* _GIVEN INSTRUCTION_:
Reproduce the data in its entirety, exactly as supplied.

* _RAW RECORDS_:

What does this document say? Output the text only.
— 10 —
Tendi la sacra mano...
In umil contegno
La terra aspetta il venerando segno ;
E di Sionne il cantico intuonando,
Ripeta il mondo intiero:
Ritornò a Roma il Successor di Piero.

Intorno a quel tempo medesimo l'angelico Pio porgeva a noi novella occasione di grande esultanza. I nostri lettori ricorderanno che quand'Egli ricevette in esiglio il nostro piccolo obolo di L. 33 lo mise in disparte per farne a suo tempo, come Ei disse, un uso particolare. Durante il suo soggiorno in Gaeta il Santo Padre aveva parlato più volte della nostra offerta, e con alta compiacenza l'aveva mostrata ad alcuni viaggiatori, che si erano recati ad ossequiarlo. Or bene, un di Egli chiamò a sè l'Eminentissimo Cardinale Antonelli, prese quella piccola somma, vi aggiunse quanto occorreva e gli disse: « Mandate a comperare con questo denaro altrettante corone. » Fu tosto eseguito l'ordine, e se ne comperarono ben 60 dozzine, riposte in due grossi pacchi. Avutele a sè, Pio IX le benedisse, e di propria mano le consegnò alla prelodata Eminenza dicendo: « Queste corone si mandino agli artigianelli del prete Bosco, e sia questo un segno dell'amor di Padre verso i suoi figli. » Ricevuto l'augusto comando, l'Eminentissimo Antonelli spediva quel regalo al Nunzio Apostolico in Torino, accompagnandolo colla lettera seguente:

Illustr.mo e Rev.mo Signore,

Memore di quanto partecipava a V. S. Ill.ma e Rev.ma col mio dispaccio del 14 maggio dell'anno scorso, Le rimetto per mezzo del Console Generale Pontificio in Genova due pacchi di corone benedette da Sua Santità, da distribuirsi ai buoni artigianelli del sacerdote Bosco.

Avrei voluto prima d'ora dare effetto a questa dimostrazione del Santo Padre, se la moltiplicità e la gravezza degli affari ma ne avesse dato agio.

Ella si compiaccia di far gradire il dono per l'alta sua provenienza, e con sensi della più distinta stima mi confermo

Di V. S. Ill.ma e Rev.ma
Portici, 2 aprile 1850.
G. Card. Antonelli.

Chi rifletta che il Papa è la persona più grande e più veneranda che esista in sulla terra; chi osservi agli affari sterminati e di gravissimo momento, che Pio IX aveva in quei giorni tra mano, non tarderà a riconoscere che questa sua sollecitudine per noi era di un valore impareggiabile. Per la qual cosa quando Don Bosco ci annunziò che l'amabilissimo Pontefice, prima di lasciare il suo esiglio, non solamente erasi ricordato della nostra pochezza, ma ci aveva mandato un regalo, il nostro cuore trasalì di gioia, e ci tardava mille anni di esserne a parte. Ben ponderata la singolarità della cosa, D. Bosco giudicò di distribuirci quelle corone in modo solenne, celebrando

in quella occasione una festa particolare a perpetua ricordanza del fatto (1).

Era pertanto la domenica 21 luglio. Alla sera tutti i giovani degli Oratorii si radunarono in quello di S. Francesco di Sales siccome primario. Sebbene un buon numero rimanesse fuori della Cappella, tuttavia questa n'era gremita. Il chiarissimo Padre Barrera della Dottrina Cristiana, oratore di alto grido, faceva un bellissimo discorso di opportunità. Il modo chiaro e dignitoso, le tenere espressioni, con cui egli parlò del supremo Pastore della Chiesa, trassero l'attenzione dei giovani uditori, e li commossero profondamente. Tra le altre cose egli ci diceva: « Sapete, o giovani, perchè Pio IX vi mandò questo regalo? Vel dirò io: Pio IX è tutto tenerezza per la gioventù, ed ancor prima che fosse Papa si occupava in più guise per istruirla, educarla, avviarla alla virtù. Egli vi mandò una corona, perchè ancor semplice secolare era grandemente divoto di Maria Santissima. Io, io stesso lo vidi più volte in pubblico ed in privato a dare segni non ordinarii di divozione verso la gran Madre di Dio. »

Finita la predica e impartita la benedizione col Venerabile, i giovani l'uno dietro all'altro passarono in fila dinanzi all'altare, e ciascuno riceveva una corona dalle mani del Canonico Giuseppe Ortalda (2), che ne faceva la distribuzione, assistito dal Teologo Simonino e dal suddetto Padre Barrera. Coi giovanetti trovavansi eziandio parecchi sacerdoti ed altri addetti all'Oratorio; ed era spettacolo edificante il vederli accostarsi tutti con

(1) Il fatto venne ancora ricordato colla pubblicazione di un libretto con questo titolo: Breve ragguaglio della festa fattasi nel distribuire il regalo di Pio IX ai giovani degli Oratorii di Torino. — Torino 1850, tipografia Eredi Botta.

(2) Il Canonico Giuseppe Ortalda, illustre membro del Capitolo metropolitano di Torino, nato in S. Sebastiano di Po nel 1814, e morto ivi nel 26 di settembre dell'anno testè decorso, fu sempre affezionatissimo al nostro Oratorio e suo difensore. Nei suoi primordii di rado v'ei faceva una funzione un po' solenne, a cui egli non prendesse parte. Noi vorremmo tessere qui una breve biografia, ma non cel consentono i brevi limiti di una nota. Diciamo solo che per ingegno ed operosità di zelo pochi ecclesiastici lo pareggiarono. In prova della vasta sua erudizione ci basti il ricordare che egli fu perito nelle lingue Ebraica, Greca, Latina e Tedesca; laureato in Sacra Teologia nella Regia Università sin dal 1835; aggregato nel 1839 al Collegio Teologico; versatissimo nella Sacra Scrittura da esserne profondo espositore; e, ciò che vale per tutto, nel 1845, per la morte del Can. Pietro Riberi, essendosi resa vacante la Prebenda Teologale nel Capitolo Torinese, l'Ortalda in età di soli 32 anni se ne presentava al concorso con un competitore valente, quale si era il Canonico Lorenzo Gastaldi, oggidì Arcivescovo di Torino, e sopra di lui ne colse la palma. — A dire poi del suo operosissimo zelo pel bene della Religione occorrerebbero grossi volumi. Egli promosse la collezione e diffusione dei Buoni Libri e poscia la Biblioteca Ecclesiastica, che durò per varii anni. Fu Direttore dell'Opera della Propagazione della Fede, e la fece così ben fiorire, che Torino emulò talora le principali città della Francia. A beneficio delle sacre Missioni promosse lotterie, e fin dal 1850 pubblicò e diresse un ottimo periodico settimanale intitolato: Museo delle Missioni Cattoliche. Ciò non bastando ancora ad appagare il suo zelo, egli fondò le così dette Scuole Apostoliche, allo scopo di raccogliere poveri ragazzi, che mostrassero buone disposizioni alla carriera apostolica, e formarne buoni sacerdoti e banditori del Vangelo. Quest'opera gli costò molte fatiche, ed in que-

* _SOLUTION TO THIS EXERCISE_:
What does this document say? Output the text only.
— 10 —
Tendi la sacra mano...
In umil contegno
La terra aspetta il venerando segno ;
E di Sionne il cantico intuonando,
Ripeta il mondo intiero:
Ritornò a Roma il Successor di Piero.

Intorno a quel tempo medesimo l'angelico Pio porgeva a noi novella occasione di grande esultanza. I nostri lettori ricorderanno che quand'Egli ricevette in esiglio il nostro piccolo obolo di L. 33 lo mise in disparte per farne a suo tempo, come Ei disse, un uso particolare. Durante il suo soggiorno in Gaeta il Santo Padre aveva parlato più volte della nostra offerta, e con alta compiacenza l'aveva mostrata ad alcuni viaggiatori, che si erano recati ad ossequiarlo. Or bene, un di Egli chiamò a sè l'Eminentissimo Cardinale Antonelli, prese quella piccola somma, vi aggiunse quanto occorreva e gli disse: « Mandate a comperare con questo denaro altrettante corone. » Fu tosto eseguito l'ordine, e se ne comperarono ben 60 dozzine, riposte in due grossi pacchi. Avutele a sè, Pio IX le benedisse, e di propria mano le consegnò alla prelodata Eminenza dicendo: « Queste corone si mandino agli artigianelli del prete Bosco, e sia questo un segno dell'amor di Padre verso i suoi figli. » Ricevuto l'augusto comando, l'Eminentissimo Antonelli spediva quel regalo al Nunzio Apostolico in Torino, accompagnandolo colla lettera seguente:

Illustr.mo e Rev.mo Signore,

Memore di quanto partecipava a V. S. Ill.ma e Rev.ma col mio dispaccio del 14 maggio dell'anno scorso, Le rimetto per mezzo del Console Generale Pontificio in Genova due pacchi di corone benedette da Sua Santità, da distribuirsi ai buoni artigianelli del sacerdote Bosco.

Avrei voluto prima d'ora dare effetto a questa dimostrazione del Santo Padre, se la moltiplicità e la gravezza degli affari ma ne avesse dato agio.

Ella si compiaccia di far gradire il dono per l'alta sua provenienza, e con sensi della più distinta stima mi confermo

Di V. S. Ill.ma e Rev.ma
Portici, 2 aprile 1850.
G. Card. Antonelli.

Chi rifletta che il Papa è la persona più grande e più veneranda che esista in sulla terra; chi osservi agli affari sterminati e di gravissimo momento, che Pio IX aveva in quei giorni tra mano, non tarderà a riconoscere che questa sua sollecitudine per noi era di un valore impareggiabile. Per la qual cosa quando Don Bosco ci annunziò che l'amabilissimo Pontefice, prima di lasciare il suo esiglio, non solamente erasi ricordato della nostra pochezza, ma ci aveva mandato un regalo, il nostro cuore trasalì di gioia, e ci tardava mille anni di esserne a parte. Ben ponderata la singolarità della cosa, D. Bosco giudicò di distribuirci quelle corone in modo solenne, celebrando

in quella occasione una festa particolare a perpetua ricordanza del fatto (1).

Era pertanto la domenica 21 luglio. Alla sera tutti i giovani degli Oratorii si radunarono in quello di S. Francesco di Sales siccome primario. Sebbene un buon numero rimanesse fuori della Cappella, tuttavia questa n'era gremita. Il chiarissimo Padre Barrera della Dottrina Cristiana, oratore di alto grido, faceva un bellissimo discorso di opportunità. Il modo chiaro e dignitoso, le tenere espressioni, con cui egli parlò del supremo Pastore della Chiesa, trassero l'attenzione dei giovani uditori, e li commossero profondamente. Tra le altre cose egli ci diceva: « Sapete, o giovani, perchè Pio IX vi mandò questo regalo? Vel dirò io: Pio IX è tutto tenerezza per la gioventù, ed ancor prima che fosse Papa si occupava in più guise per istruirla, educarla, avviarla alla virtù. Egli vi mandò una corona, perchè ancor semplice secolare era grandemente divoto di Maria Santissima. Io, io stesso lo vidi più volte in pubblico ed in privato a dare segni non ordinarii di divozione verso la gran Madre di Dio. »

Finita la predica e impartita la benedizione col Venerabile, i giovani l'uno dietro all'altro passarono in fila dinanzi all'altare, e ciascuno riceveva una corona dalle mani del Canonico Giuseppe Ortalda (2), che ne faceva la distribuzione, assistito dal Teologo Simonino e dal suddetto Padre Barrera. Coi giovanetti trovavansi eziandio parecchi sacerdoti ed altri addetti all'Oratorio; ed era spettacolo edificante il vederli accostarsi tutti con

(1) Il fatto venne ancora ricordato colla pubblicazione di un libretto con questo titolo: Breve ragguaglio della festa fattasi nel distribuire il regalo di Pio IX ai giovani degli Oratorii di Torino. — Torino 1850, tipografia Eredi Botta.

(2) Il Canonico Giuseppe Ortalda, illustre membro del Capitolo metropolitano di Torino, nato in S. Sebastiano di Po nel 1814, e morto ivi nel 26 di settembre dell'anno testè decorso, fu sempre affezionatissimo al nostro Oratorio e suo difensore. Nei suoi primordii di rado v'ei faceva una funzione un po' solenne, a cui egli non prendesse parte. Noi vorremmo tessere qui una breve biografia, ma non cel consentono i brevi limiti di una nota. Diciamo solo che per ingegno ed operosità di zelo pochi ecclesiastici lo pareggiarono. In prova della vasta sua erudizione ci basti il ricordare che egli fu perito nelle lingue Ebraica, Greca, Latina e Tedesca; laureato in Sacra Teologia nella Regia Università sin dal 1835; aggregato nel 1839 al Collegio Teologico; versatissimo nella Sacra Scrittura da esserne profondo espositore; e, ciò che vale per tutto, nel 1845, per la morte del Can. Pietro Riberi, essendosi resa vacante la Prebenda Teologale nel Capitolo Torinese, l'Ortalda in età di soli 32 anni se ne presentava al concorso con un competitore valente, quale si era il Canonico Lorenzo Gastaldi, oggidì Arcivescovo di Torino, e sopra di lui ne colse la palma. — A dire poi del suo operosissimo zelo pel bene della Religione occorrerebbero grossi volumi. Egli promosse la collezione e diffusione dei Buoni Libri e poscia la Biblioteca Ecclesiastica, che durò per varii anni. Fu Direttore dell'Opera della Propagazione della Fede, e la fece così ben fiorire, che Torino emulò talora le principali città della Francia. A beneficio delle sacre Missioni promosse lotterie, e fin dal 1850 pubblicò e diresse un ottimo periodico settimanale intitolato: Museo delle Missioni Cattoliche. Ciò non bastando ancora ad appagare il suo zelo, egli fondò le così dette Scuole Apostoliche, allo scopo di raccogliere poveri ragazzi, che mostrassero buone disposizioni alla carriera apostolica, e formarne buoni sacerdoti e banditori del Vangelo. Quest'opera gli costò molte fatiche, ed in que-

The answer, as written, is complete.